→ Texte d'étude

________________________________________

Les pensées des sages du talmud ne sont plus les
préceptes d’une sagesse antique et folklorique mais détiennent les forces
propulsives de la pensée et de l’action. » allocution au cours de la
réunion de l’alliance du 24 juin 1963, compte rendu intégral, p.18 titre du
paragraphe : « école de Paris ? ».
Combien ce message reflète-t-il l’identité juive,
des juifs d’Israël ? des juifs de France ? Des juifs du monde ? Combien est-il
entendu et compris par les non-juifs ? Et surtout combien peut-il s’accorder
avec les diverses visions tant du judaïsme que de la place à concéder aux juifs
sur la terre d’Israël ?
Ce sont les véritables questions posées par cette
guerre .
Une guerre qui survient 75 ans après la
proclamation de l’état d’Israël, après quelques 120 ans de sionisme actif,
après que les palestiniens se soient constamment opposés à cette présence juive
qu’ils persistent à considérer comme insolite, intrusive et inacceptable.

________________________________________

Enregistrements conservés

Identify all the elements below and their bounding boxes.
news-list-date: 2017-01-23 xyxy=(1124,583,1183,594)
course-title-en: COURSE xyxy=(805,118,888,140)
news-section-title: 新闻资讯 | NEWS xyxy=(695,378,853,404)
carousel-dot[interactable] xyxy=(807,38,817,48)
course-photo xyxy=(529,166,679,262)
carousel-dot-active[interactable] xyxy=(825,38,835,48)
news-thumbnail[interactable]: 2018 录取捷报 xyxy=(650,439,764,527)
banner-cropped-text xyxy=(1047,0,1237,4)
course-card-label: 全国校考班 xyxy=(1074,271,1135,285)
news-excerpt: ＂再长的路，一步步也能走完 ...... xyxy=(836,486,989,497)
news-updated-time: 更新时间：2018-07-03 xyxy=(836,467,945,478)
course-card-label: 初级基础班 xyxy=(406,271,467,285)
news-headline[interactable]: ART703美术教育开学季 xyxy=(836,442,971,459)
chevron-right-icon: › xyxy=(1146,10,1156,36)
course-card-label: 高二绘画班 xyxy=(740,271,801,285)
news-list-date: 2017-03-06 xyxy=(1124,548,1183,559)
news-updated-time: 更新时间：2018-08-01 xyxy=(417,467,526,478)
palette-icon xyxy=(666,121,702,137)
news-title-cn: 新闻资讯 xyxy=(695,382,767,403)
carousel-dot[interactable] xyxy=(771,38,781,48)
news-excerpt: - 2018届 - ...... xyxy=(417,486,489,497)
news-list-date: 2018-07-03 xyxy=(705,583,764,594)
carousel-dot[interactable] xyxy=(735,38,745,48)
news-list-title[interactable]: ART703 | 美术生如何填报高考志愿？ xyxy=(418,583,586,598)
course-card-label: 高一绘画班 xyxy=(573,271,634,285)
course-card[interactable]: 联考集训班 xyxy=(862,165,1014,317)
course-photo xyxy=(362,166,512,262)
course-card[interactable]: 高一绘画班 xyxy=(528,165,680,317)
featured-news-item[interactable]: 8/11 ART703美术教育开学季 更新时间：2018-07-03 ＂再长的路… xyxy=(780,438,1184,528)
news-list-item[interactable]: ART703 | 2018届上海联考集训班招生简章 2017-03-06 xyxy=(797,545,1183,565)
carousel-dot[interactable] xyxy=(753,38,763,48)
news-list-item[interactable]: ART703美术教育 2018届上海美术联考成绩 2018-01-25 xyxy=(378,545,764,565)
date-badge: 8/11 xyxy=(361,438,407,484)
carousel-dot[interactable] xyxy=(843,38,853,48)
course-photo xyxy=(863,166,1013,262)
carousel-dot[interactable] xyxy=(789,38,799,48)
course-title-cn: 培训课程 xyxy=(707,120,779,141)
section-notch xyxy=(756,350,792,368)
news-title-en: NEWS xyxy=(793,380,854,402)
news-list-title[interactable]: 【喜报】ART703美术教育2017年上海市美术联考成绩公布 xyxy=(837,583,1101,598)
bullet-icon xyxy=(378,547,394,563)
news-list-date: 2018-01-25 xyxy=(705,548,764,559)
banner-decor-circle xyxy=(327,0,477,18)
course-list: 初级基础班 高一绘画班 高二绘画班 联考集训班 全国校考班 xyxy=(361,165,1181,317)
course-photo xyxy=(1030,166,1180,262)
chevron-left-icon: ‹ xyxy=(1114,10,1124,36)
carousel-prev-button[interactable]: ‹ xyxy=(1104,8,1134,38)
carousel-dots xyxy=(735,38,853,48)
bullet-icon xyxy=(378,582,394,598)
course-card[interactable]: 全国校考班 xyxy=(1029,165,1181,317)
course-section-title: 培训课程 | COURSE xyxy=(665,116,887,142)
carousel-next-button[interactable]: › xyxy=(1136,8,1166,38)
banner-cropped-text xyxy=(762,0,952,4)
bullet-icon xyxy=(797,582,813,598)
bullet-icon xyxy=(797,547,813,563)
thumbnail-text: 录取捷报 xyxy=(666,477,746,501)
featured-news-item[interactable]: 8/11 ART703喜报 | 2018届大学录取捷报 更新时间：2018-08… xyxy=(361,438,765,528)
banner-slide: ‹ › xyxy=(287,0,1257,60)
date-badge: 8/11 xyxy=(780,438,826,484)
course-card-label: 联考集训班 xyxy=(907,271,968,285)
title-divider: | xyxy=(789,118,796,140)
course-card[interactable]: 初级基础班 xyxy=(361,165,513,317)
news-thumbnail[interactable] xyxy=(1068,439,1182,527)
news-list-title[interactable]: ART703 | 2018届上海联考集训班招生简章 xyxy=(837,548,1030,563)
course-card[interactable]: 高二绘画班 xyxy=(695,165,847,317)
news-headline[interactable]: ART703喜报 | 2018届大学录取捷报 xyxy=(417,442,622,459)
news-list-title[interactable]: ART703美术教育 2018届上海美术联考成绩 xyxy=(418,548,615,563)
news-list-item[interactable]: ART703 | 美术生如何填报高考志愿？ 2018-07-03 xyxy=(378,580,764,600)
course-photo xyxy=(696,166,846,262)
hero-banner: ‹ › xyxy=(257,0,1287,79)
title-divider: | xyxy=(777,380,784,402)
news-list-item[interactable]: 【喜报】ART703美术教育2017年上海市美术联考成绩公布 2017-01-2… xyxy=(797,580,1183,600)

________________________________________

→ Consignes de travail
1. Citez le texte sur l'identité juive en commençant par « Une guerre qui » et en poursuivant jusqu'à « intrusive et inacceptable. ».
2. Veuillez rédiger la suite du texte sur l'identité juive à partir de sa dernière phrase.

→ Réponses attendues
1.
Une guerre qui survient 75 ans après la
proclamation de l’état d’Israël, après quelques 120 ans de sionisme actif,
après que les palestiniens se soient constamment opposés à cette présence juive
qu’ils persistent à considérer comme insolite, intrusive et inacceptable.

2.
Les juifs du monde entier savent que l’état
d’Israël n’est autre qu’un retour, qu’une continuité, et qu’il a été et est
encore le lieu d’une renaissance et d’une transformation d’un peuple de
l’Antiquité considéré comme disparu en une nouvelle nation, pluriculturelle,
fruit du mélange de toutes les variétés ethniques apportées en Israël des
innombrables lieux du globe d’où sont revenus et continuent de revenir les
juifs.
Le soutien unilatéral manifesté aux palestiniens
de Gaza comme victimes d’une agression, alors qu’elle ne s’est produite que du
fait de leur invasion barbare le 7 octobre 2023, est une accréditation du déni
de tout le phénomène que la création de l’état d’Israël a engendré, et est la
raison de voir cette guerre non comme un des innombrables rounds qui se sont
produits depuis 1929 entre les juifs et les palestiniens, mais comme une autre
affirmation de la renaissance d’Israël, laquelle est déjà bien sensible et
publique, dans tous les domaines de l’humain.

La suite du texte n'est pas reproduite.